--- begin GIVEN DATA ---

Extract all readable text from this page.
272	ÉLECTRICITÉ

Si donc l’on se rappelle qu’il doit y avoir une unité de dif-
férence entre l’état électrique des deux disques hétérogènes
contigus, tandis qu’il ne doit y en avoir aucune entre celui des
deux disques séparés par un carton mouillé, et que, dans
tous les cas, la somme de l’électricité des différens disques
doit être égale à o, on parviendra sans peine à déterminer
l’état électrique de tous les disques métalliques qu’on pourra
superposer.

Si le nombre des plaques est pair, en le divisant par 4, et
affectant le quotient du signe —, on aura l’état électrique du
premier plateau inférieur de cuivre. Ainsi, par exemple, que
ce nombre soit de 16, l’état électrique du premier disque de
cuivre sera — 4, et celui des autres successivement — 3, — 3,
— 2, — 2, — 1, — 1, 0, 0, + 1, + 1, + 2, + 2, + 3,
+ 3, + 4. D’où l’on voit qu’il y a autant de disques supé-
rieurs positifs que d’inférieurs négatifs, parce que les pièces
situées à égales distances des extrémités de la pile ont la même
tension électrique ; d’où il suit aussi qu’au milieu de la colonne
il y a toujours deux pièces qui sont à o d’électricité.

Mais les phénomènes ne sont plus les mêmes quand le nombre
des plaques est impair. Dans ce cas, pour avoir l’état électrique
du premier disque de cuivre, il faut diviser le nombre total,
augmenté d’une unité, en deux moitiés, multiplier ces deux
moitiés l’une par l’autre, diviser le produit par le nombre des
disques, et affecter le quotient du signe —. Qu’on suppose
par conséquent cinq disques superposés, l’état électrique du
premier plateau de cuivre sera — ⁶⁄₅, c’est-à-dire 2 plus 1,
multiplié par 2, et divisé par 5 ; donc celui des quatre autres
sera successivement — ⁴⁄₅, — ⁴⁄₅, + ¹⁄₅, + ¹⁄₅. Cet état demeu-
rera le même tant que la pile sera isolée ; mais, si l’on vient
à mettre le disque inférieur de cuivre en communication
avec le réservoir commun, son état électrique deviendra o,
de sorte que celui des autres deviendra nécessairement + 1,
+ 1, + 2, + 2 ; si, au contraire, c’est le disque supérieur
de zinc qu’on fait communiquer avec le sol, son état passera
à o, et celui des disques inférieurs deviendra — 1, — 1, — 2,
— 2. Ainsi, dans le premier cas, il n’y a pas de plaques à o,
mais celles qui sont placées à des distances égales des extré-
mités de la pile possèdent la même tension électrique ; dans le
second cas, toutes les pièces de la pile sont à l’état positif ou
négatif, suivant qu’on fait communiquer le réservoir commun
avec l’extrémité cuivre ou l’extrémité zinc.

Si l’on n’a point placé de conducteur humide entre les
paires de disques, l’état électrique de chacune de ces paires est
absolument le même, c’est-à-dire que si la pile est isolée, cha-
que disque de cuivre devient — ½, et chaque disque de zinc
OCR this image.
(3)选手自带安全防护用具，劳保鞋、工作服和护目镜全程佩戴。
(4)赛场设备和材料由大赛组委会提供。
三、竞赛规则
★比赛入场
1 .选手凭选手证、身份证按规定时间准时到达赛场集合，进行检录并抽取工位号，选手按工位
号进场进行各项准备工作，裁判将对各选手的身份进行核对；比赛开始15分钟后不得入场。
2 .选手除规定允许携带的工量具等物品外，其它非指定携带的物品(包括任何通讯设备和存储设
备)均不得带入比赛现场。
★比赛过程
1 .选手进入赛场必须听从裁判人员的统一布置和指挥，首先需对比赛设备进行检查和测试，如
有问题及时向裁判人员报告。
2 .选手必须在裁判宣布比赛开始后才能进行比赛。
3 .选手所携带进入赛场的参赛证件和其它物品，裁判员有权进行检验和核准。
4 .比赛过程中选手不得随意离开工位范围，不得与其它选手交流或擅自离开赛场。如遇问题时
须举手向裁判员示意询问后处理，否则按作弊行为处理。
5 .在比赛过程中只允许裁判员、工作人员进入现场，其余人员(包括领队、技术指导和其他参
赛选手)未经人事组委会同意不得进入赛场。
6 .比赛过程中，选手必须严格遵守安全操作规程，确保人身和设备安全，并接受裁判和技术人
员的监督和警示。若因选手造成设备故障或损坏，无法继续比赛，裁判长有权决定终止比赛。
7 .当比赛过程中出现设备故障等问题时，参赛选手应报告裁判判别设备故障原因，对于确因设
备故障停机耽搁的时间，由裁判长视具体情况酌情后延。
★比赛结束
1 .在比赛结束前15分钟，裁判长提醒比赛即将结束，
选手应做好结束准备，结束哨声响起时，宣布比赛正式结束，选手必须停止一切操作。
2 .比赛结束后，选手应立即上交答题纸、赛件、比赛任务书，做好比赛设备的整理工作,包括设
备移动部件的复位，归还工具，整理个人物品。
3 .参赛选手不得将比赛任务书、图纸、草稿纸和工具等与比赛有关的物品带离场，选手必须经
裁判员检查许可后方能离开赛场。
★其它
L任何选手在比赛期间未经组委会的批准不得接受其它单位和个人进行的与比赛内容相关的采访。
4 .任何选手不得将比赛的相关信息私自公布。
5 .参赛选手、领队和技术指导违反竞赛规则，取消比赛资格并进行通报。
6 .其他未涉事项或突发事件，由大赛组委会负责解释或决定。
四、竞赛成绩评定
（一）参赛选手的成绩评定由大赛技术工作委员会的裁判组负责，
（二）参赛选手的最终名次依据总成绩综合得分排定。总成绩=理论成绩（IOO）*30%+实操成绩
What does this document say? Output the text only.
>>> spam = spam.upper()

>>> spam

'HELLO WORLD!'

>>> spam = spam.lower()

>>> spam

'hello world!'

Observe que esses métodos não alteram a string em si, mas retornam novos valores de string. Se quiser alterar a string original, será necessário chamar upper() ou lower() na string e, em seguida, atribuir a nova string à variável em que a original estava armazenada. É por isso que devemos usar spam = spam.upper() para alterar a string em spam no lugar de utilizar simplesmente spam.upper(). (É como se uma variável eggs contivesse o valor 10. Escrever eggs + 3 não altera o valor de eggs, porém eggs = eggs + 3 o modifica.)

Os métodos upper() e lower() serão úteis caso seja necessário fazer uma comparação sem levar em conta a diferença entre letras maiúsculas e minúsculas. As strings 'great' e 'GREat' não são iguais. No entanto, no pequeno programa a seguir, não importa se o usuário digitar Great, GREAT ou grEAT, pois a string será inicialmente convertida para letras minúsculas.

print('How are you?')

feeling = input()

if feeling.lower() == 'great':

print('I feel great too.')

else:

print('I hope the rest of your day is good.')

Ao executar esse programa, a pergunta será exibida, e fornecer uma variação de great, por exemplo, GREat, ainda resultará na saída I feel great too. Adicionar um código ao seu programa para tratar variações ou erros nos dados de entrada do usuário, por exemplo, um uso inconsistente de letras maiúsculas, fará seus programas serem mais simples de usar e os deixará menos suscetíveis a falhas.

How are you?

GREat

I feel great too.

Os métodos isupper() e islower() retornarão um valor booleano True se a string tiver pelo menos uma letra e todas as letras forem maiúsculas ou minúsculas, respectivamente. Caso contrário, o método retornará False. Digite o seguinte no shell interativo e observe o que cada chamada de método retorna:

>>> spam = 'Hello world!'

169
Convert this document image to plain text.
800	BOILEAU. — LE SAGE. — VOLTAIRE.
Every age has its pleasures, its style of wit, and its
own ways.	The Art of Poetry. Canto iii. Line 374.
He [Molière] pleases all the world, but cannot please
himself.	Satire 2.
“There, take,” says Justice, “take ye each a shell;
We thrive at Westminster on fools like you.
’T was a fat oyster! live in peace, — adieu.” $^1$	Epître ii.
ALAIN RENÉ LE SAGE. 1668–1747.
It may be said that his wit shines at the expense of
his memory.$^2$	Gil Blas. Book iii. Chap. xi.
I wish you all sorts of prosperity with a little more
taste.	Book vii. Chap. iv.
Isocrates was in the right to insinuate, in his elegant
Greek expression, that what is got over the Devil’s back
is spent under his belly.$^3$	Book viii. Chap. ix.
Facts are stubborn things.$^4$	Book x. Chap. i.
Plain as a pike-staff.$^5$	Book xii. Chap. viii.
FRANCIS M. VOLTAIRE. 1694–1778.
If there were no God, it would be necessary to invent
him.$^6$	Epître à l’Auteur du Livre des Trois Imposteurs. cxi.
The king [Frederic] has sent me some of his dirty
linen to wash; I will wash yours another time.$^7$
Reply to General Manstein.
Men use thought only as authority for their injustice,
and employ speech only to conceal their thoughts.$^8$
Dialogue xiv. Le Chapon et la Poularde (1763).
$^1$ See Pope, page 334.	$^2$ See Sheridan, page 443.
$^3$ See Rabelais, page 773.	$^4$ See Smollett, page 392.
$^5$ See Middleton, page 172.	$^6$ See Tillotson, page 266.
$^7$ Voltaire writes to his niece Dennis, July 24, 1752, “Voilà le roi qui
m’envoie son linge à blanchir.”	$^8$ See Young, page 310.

--- end GIVEN DATA ---

Pick out each line that holds the string "plateau".

**FULL SOLUTION:**
premier plateau inférieur de cuivre. Ainsi, par exemple, que
premier plateau de cuivre sera — ⁶⁄₅, c’est-à-dire 2 plus 1,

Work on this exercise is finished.